* [What is asked] Output an exact reproduction of the data.

· · ·

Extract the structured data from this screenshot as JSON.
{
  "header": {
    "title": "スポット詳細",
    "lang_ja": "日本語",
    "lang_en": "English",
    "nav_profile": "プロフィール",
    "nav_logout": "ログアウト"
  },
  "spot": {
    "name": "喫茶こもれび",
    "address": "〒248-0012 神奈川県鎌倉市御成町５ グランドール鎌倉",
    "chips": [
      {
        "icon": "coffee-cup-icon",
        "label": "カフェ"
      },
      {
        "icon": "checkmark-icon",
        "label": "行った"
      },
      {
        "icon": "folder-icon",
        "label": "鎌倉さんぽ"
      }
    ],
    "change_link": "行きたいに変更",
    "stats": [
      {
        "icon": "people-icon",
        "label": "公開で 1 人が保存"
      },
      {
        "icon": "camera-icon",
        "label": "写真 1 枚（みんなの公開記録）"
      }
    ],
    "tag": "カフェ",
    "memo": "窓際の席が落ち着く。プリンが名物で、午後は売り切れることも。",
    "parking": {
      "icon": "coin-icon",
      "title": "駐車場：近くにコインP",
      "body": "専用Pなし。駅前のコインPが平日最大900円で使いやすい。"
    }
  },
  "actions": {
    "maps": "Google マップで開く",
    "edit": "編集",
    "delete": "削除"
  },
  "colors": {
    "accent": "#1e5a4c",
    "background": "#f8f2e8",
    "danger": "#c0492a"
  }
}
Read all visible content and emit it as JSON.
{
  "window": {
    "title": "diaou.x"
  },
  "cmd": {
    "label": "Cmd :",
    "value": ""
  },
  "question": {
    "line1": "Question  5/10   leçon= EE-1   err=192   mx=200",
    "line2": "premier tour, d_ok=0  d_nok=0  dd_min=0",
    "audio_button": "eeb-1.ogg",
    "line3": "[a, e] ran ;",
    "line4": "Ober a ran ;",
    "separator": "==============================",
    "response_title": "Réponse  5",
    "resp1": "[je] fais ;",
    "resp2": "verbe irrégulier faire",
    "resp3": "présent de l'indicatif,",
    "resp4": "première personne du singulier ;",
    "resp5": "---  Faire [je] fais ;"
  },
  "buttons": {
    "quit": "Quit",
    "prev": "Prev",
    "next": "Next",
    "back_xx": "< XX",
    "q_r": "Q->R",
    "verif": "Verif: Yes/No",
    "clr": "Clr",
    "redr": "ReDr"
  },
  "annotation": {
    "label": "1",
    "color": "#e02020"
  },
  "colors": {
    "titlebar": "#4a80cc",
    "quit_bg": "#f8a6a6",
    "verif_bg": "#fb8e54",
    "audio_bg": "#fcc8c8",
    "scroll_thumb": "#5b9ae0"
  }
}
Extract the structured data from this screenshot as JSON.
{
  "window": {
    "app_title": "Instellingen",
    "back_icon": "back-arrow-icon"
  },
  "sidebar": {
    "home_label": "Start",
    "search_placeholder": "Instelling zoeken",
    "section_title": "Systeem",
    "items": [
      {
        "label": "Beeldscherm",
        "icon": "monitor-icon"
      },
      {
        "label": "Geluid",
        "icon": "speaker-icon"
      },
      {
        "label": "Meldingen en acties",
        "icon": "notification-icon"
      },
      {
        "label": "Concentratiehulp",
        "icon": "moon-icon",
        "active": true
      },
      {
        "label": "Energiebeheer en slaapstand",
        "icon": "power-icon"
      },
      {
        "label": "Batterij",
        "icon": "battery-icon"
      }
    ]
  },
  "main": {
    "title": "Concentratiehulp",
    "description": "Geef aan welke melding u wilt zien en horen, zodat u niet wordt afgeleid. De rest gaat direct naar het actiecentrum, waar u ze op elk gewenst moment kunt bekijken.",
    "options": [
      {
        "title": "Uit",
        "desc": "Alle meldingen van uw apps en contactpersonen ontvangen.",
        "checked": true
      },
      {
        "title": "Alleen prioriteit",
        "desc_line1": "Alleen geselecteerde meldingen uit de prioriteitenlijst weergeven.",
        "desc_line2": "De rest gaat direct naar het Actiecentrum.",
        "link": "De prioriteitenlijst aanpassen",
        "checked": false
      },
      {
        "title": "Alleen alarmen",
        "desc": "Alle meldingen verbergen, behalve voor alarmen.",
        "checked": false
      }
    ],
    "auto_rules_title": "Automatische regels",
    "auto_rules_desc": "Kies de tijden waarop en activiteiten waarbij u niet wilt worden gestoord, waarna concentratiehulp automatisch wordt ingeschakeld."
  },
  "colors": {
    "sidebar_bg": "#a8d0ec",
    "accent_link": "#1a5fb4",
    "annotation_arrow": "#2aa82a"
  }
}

· · ·

* [Finished exercise]
Extract the structured data from this screenshot as JSON.
{
  "header": {
    "title": "スポット詳細",
    "lang_ja": "日本語",
    "lang_en": "English",
    "nav_profile": "プロフィール",
    "nav_logout": "ログアウト"
  },
  "spot": {
    "name": "喫茶こもれび",
    "address": "〒248-0012 神奈川県鎌倉市御成町５ グランドール鎌倉",
    "chips": [
      {
        "icon": "coffee-cup-icon",
        "label": "カフェ"
      },
      {
        "icon": "checkmark-icon",
        "label": "行った"
      },
      {
        "icon": "folder-icon",
        "label": "鎌倉さんぽ"
      }
    ],
    "change_link": "行きたいに変更",
    "stats": [
      {
        "icon": "people-icon",
        "label": "公開で 1 人が保存"
      },
      {
        "icon": "camera-icon",
        "label": "写真 1 枚（みんなの公開記録）"
      }
    ],
    "tag": "カフェ",
    "memo": "窓際の席が落ち着く。プリンが名物で、午後は売り切れることも。",
    "parking": {
      "icon": "coin-icon",
      "title": "駐車場：近くにコインP",
      "body": "専用Pなし。駅前のコインPが平日最大900円で使いやすい。"
    }
  },
  "actions": {
    "maps": "Google マップで開く",
    "edit": "編集",
    "delete": "削除"
  },
  "colors": {
    "accent": "#1e5a4c",
    "background": "#f8f2e8",
    "danger": "#c0492a"
  }
}
Read all visible content and emit it as JSON.
{
  "window": {
    "title": "diaou.x"
  },
  "cmd": {
    "label": "Cmd :",
    "value": ""
  },
  "question": {
    "line1": "Question  5/10   leçon= EE-1   err=192   mx=200",
    "line2": "premier tour, d_ok=0  d_nok=0  dd_min=0",
    "audio_button": "eeb-1.ogg",
    "line3": "[a, e] ran ;",
    "line4": "Ober a ran ;",
    "separator": "==============================",
    "response_title": "Réponse  5",
    "resp1": "[je] fais ;",
    "resp2": "verbe irrégulier faire",
    "resp3": "présent de l'indicatif,",
    "resp4": "première personne du singulier ;",
    "resp5": "---  Faire [je] fais ;"
  },
  "buttons": {
    "quit": "Quit",
    "prev": "Prev",
    "next": "Next",
    "back_xx": "< XX",
    "q_r": "Q->R",
    "verif": "Verif: Yes/No",
    "clr": "Clr",
    "redr": "ReDr"
  },
  "annotation": {
    "label": "1",
    "color": "#e02020"
  },
  "colors": {
    "titlebar": "#4a80cc",
    "quit_bg": "#f8a6a6",
    "verif_bg": "#fb8e54",
    "audio_bg": "#fcc8c8",
    "scroll_thumb": "#5b9ae0"
  }
}
Extract the structured data from this screenshot as JSON.
{
  "window": {
    "app_title": "Instellingen",
    "back_icon": "back-arrow-icon"
  },
  "sidebar": {
    "home_label": "Start",
    "search_placeholder": "Instelling zoeken",
    "section_title": "Systeem",
    "items": [
      {
        "label": "Beeldscherm",
        "icon": "monitor-icon"
      },
      {
        "label": "Geluid",
        "icon": "speaker-icon"
      },
      {
        "label": "Meldingen en acties",
        "icon": "notification-icon"
      },
      {
        "label": "Concentratiehulp",
        "icon": "moon-icon",
        "active": true
      },
      {
        "label": "Energiebeheer en slaapstand",
        "icon": "power-icon"
      },
      {
        "label": "Batterij",
        "icon": "battery-icon"
      }
    ]
  },
  "main": {
    "title": "Concentratiehulp",
    "description": "Geef aan welke melding u wilt zien en horen, zodat u niet wordt afgeleid. De rest gaat direct naar het actiecentrum, waar u ze op elk gewenst moment kunt bekijken.",
    "options": [
      {
        "title": "Uit",
        "desc": "Alle meldingen van uw apps en contactpersonen ontvangen.",
        "checked": true
      },
      {
        "title": "Alleen prioriteit",
        "desc_line1": "Alleen geselecteerde meldingen uit de prioriteitenlijst weergeven.",
        "desc_line2": "De rest gaat direct naar het Actiecentrum.",
        "link": "De prioriteitenlijst aanpassen",
        "checked": false
      },
      {
        "title": "Alleen alarmen",
        "desc": "Alle meldingen verbergen, behalve voor alarmen.",
        "checked": false
      }
    ],
    "auto_rules_title": "Automatische regels",
    "auto_rules_desc": "Kies de tijden waarop en activiteiten waarbij u niet wilt worden gestoord, waarna concentratiehulp automatisch wordt ingeschakeld."
  },
  "colors": {
    "sidebar_bg": "#a8d0ec",
    "accent_link": "#1a5fb4",
    "annotation_arrow": "#2aa82a"
  }
}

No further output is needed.